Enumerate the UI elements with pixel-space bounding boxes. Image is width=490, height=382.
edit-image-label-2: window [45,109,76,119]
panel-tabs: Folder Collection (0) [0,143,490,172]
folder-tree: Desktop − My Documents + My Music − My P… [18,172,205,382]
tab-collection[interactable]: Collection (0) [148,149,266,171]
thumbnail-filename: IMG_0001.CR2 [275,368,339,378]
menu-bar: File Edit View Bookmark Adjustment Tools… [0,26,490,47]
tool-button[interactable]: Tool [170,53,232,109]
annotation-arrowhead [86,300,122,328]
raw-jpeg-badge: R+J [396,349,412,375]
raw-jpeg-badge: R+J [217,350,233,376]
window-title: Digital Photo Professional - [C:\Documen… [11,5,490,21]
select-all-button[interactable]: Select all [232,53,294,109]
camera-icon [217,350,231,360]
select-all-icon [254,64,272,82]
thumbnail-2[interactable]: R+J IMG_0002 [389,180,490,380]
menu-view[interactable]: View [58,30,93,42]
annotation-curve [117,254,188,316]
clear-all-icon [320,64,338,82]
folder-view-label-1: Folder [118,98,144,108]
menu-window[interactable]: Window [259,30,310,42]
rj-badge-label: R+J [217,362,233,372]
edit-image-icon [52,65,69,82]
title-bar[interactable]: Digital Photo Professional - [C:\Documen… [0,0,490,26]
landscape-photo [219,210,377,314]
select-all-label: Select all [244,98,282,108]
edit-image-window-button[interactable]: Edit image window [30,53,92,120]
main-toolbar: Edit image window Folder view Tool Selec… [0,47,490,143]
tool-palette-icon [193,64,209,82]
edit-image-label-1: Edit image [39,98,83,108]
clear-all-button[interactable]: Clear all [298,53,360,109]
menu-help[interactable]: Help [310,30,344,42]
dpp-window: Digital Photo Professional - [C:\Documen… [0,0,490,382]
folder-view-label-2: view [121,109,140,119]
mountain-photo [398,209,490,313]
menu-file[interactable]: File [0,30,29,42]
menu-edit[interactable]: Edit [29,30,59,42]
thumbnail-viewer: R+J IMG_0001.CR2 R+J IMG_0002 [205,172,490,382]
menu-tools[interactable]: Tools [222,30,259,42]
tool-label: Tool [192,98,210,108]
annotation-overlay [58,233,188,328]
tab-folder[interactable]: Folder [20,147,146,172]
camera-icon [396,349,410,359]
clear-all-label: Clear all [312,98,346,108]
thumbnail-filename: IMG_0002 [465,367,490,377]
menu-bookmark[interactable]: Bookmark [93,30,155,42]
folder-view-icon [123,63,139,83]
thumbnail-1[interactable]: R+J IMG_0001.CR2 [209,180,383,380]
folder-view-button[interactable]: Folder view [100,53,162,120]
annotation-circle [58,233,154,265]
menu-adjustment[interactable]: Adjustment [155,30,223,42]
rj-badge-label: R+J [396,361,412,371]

WHAT YOU ARE ASKED TO DO: Reproduce all of the rows above verbatim, in the same order.

RESPONSE TO THE EXERCISE:
Enumerate the UI elements with pixel-space bounding boxes. Image is width=490, height=382.
edit-image-label-2: window [45,109,76,119]
panel-tabs: Folder Collection (0) [0,143,490,172]
folder-tree: Desktop − My Documents + My Music − My P… [18,172,205,382]
tab-collection[interactable]: Collection (0) [148,149,266,171]
thumbnail-filename: IMG_0001.CR2 [275,368,339,378]
menu-bar: File Edit View Bookmark Adjustment Tools… [0,26,490,47]
tool-button[interactable]: Tool [170,53,232,109]
annotation-arrowhead [86,300,122,328]
raw-jpeg-badge: R+J [396,349,412,375]
raw-jpeg-badge: R+J [217,350,233,376]
window-title: Digital Photo Professional - [C:\Documen… [11,5,490,21]
select-all-button[interactable]: Select all [232,53,294,109]
camera-icon [217,350,231,360]
select-all-icon [254,64,272,82]
thumbnail-2[interactable]: R+J IMG_0002 [389,180,490,380]
menu-view[interactable]: View [58,30,93,42]
annotation-curve [117,254,188,316]
clear-all-icon [320,64,338,82]
folder-view-label-1: Folder [118,98,144,108]
menu-window[interactable]: Window [259,30,310,42]
rj-badge-label: R+J [217,362,233,372]
edit-image-icon [52,65,69,82]
title-bar[interactable]: Digital Photo Professional - [C:\Documen… [0,0,490,26]
landscape-photo [219,210,377,314]
select-all-label: Select all [244,98,282,108]
edit-image-window-button[interactable]: Edit image window [30,53,92,120]
main-toolbar: Edit image window Folder view Tool Selec… [0,47,490,143]
tool-palette-icon [193,64,209,82]
edit-image-label-1: Edit image [39,98,83,108]
clear-all-button[interactable]: Clear all [298,53,360,109]
menu-help[interactable]: Help [310,30,344,42]
dpp-window: Digital Photo Professional - [C:\Documen… [0,0,490,382]
folder-view-label-2: view [121,109,140,119]
mountain-photo [398,209,490,313]
menu-file[interactable]: File [0,30,29,42]
menu-edit[interactable]: Edit [29,30,59,42]
thumbnail-viewer: R+J IMG_0001.CR2 R+J IMG_0002 [205,172,490,382]
menu-tools[interactable]: Tools [222,30,259,42]
tool-label: Tool [192,98,210,108]
annotation-overlay [58,233,188,328]
tab-folder[interactable]: Folder [20,147,146,172]
camera-icon [396,349,410,359]
clear-all-label: Clear all [312,98,346,108]
thumbnail-filename: IMG_0002 [465,367,490,377]
menu-bookmark[interactable]: Bookmark [93,30,155,42]
folder-view-icon [123,63,139,83]
thumbnail-1[interactable]: R+J IMG_0001.CR2 [209,180,383,380]
folder-view-button[interactable]: Folder view [100,53,162,120]
annotation-circle [58,233,154,265]
menu-adjustment[interactable]: Adjustment [155,30,223,42]
rj-badge-label: R+J [396,361,412,371]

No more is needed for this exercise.